TASK GOAL:
Show each line from the listing that includes the word "України".
····················
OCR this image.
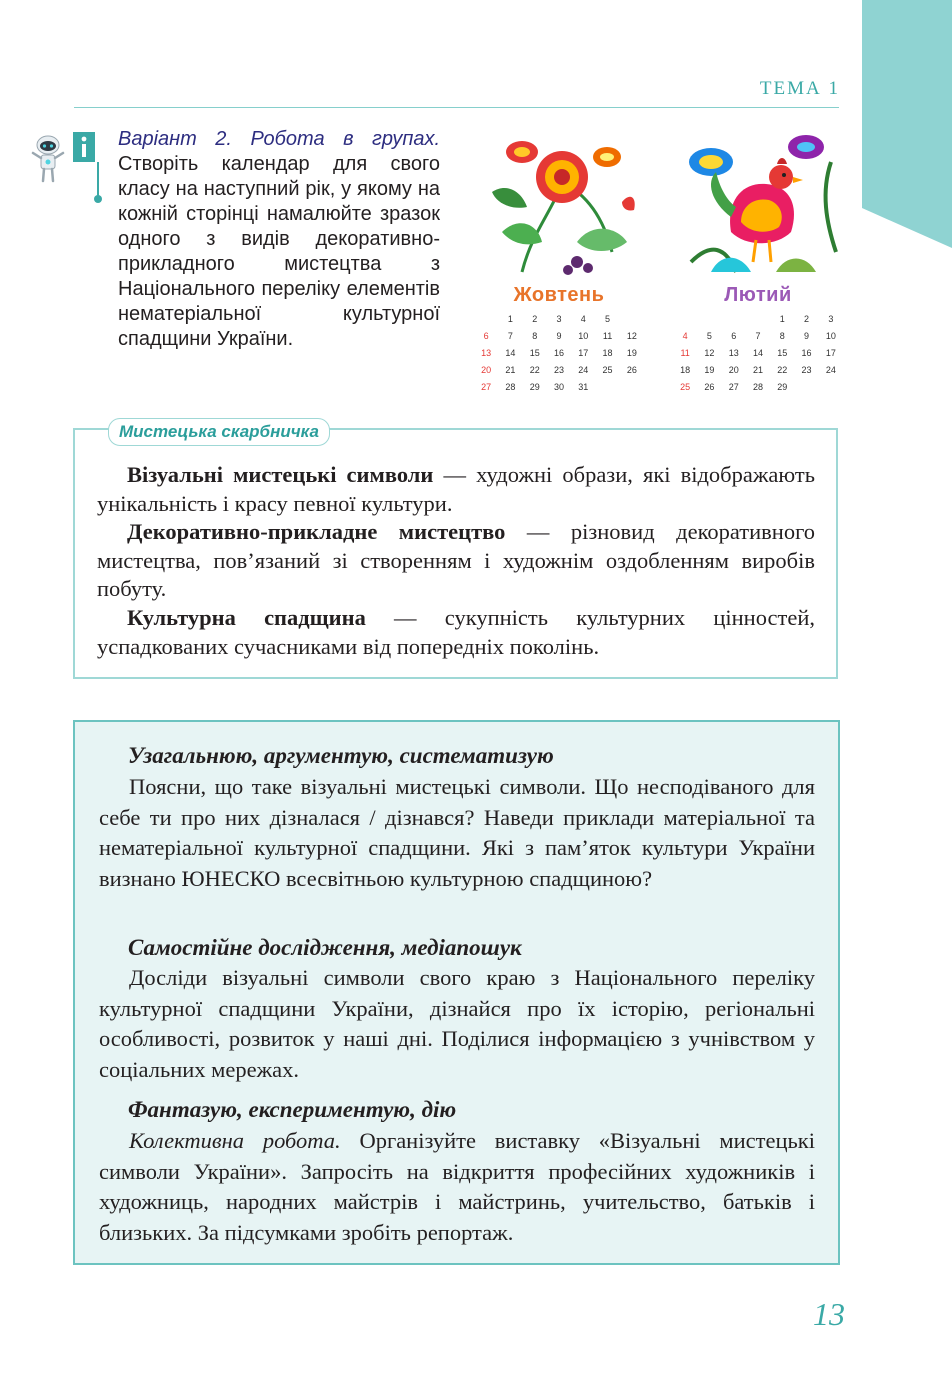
ТЕМА 1
Варіант 2. Робота в групах. Створіть календар для свого класу на наступний рік, у якому на кожній сторінці намалюйте зразок одного з видів декоративно-прикладного мистецтва з Національного переліку елементів нематеріальної культурної спадщини України.
Жовтень
	1	2	3	4	5	
6	7	8	9	10	11	12
13	14	15	16	17	18	19
20	21	22	23	24	25	26
27	28	29	30	31		
Лютий
				1	2	3
4	5	6	7	8	9	10
11	12	13	14	15	16	17
18	19	20	21	22	23	24
25	26	27	28	29		
Мистецька скарбничка

Візуальні мистецькі символи — художні образи, які відображають унікальність і красу певної культури.

Декоративно-прикладне мистецтво — різновид декоративного мистецтва, пов’язаний зі створенням і художнім оздобленням виробів побуту.

Культурна спадщина — сукупність культурних цінностей, успадкованих сучасниками від попередніх поколінь.

Узагальнюю, аргументую, систематизую

Поясни, що таке візуальні мистецькі символи. Що несподіваного для себе ти про них дізналася / дізнався? Наведи приклади матеріальної та нематеріальної культурної спадщини. Які з пам’яток культури України визнано ЮНЕСКО всесвітньою культурною спадщиною?

Самостійне дослідження, медіапошук

Досліди візуальні символи свого краю з Національного переліку культурної спадщини України, дізнайся про їх історію, регіональні особливості, розвиток у наші дні. Поділися інформацією з учнівством у соціальних мережах.

Фантазую, експериментую, дію

Колективна робота. Організуйте виставку «Візуальні мистецькі символи України». Запросіть на відкриття професійних художників і художниць, народних майстрів і майстринь, учительство, батьків і близьких. За підсумками зробіть репортаж.

13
····················
SOLUTION FOR THIS EXERCISE:
Варіант 2. Робота в групах. Створіть календар для свого класу на наступний рік, у якому на кожній сторінці намалюйте зразок одного з видів декоративно-прикладного мистецтва з Національного переліку елементів нематеріальної культурної спадщини України.
Поясни, що таке візуальні мистецькі символи. Що несподіваного для себе ти про них дізналася / дізнався? Наведи приклади матеріальної та нематеріальної культурної спадщини. Які з пам’яток культури України визнано ЮНЕСКО всесвітньою культурною спадщиною?
Досліди візуальні символи свого краю з Національного переліку культурної спадщини України, дізнайся про їх історію, регіональні особливості, розвиток у наші дні. Поділися інформацією з учнівством у соціальних мережах.
Колективна робота. Організуйте виставку «Візуальні мистецькі символи України». Запросіть на відкриття професійних художників і художниць, народних майстрів і майстринь, учительство, батьків і близьких. За підсумками зробіть репортаж.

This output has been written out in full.